Short exercise: In the listing below, locate the lines that hold the string "authority". Copy those lines.

● ● ● ●

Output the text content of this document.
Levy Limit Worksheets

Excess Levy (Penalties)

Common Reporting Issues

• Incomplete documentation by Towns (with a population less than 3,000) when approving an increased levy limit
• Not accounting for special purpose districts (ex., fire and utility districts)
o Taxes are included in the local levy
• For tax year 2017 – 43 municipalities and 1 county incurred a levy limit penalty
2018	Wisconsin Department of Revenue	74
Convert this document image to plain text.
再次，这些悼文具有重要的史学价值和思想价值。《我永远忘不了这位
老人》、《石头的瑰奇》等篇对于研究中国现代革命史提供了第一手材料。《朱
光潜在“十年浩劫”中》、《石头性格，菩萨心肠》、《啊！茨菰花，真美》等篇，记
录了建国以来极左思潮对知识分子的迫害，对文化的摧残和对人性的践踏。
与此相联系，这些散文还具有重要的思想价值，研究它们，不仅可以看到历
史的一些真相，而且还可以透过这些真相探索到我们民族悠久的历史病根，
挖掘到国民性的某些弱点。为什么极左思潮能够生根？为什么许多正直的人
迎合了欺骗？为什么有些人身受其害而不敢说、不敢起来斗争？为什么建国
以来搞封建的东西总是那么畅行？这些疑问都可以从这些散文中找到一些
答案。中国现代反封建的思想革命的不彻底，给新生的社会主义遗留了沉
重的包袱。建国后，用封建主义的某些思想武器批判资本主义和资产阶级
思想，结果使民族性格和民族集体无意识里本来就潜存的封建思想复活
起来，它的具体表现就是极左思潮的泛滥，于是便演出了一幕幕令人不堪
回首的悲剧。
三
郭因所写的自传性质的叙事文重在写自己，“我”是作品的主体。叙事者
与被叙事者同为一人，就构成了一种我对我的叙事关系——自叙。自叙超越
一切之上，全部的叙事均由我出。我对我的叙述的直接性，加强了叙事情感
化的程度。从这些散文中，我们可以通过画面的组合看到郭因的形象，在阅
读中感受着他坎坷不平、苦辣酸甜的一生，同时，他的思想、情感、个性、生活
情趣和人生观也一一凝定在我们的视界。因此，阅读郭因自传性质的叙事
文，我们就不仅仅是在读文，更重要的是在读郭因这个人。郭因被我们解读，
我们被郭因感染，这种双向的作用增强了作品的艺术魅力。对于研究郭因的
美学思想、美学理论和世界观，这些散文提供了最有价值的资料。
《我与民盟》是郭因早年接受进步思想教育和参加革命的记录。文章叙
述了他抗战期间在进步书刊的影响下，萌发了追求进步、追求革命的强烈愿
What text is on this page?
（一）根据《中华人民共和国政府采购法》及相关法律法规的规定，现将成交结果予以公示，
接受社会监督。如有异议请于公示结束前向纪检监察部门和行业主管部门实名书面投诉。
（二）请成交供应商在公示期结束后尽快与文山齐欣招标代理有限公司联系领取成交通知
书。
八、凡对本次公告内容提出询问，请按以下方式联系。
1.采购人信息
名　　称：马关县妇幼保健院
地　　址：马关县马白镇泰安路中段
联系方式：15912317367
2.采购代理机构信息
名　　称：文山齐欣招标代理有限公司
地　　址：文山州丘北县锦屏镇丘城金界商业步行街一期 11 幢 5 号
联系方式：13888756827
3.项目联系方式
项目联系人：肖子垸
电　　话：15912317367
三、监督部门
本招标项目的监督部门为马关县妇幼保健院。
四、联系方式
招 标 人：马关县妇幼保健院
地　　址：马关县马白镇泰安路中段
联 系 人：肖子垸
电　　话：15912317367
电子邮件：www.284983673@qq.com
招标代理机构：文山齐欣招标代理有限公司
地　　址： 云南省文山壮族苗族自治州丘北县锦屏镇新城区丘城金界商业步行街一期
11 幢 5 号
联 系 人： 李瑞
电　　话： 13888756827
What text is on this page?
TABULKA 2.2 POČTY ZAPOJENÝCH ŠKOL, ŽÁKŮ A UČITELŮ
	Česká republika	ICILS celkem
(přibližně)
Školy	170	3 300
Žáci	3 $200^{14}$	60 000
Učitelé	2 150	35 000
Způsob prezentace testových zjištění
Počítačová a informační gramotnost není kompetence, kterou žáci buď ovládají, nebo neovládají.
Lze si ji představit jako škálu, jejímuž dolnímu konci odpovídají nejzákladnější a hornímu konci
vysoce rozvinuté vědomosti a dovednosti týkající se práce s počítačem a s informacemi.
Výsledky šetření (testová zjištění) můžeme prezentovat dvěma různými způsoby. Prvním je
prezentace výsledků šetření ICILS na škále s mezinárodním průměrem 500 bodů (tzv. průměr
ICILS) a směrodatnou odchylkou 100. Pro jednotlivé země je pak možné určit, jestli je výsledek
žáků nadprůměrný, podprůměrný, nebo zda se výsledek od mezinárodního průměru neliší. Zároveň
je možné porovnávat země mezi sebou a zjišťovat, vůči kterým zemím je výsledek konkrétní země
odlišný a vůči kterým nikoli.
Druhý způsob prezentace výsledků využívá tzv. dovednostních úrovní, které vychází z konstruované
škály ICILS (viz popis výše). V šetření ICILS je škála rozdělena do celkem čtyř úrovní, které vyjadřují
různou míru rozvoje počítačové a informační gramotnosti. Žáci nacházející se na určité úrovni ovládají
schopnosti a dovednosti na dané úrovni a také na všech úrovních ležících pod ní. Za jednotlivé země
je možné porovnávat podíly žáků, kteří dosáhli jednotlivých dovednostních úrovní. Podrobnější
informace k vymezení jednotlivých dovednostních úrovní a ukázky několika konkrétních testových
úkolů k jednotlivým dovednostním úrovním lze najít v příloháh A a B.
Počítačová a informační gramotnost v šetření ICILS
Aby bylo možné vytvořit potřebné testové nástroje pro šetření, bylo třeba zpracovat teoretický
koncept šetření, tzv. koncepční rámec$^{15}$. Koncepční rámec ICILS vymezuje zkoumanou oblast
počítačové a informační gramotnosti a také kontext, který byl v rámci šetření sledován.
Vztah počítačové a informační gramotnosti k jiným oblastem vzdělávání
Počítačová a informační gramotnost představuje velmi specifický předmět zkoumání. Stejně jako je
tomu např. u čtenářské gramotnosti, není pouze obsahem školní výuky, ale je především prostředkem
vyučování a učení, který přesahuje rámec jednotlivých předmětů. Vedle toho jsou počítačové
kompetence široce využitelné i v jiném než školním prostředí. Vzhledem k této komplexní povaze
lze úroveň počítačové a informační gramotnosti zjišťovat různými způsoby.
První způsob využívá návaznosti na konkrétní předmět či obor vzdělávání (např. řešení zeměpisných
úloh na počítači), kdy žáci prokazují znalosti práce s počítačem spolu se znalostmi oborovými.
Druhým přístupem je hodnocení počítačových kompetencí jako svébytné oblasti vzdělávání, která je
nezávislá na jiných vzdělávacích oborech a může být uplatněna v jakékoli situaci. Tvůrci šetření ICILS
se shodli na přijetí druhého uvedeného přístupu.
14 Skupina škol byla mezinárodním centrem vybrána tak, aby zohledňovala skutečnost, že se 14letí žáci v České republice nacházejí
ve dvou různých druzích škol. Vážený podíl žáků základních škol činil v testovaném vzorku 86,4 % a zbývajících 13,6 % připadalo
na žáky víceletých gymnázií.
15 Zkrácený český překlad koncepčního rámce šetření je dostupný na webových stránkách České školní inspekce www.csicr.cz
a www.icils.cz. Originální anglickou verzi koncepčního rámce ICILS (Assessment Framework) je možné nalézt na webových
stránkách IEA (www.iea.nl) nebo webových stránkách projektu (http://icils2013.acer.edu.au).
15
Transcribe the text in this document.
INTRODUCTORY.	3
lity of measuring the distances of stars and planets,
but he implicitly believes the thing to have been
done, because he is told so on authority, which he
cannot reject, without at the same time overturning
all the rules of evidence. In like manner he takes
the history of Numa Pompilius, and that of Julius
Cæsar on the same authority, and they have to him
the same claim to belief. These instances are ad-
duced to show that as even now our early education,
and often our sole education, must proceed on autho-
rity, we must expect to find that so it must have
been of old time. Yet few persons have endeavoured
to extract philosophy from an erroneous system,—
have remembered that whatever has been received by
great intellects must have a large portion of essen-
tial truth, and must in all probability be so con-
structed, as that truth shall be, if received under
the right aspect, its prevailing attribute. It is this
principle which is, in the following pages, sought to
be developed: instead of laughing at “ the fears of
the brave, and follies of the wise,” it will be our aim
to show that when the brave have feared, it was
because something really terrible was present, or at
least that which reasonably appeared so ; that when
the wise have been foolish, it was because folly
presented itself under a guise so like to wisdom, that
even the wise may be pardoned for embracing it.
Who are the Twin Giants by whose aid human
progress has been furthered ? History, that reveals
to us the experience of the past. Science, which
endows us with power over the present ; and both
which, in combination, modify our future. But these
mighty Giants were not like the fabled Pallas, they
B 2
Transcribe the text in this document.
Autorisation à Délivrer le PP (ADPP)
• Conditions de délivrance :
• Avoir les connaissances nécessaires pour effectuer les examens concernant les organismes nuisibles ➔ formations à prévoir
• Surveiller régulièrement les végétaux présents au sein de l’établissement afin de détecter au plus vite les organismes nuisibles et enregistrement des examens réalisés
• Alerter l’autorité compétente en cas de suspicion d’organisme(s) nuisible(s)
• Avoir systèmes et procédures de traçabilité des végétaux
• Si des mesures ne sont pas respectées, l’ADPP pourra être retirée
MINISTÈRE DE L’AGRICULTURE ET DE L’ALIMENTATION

● ● ● ●

Worked solution:
done, because he is told so on authority, which he
Cæsar on the same authority, and they have to him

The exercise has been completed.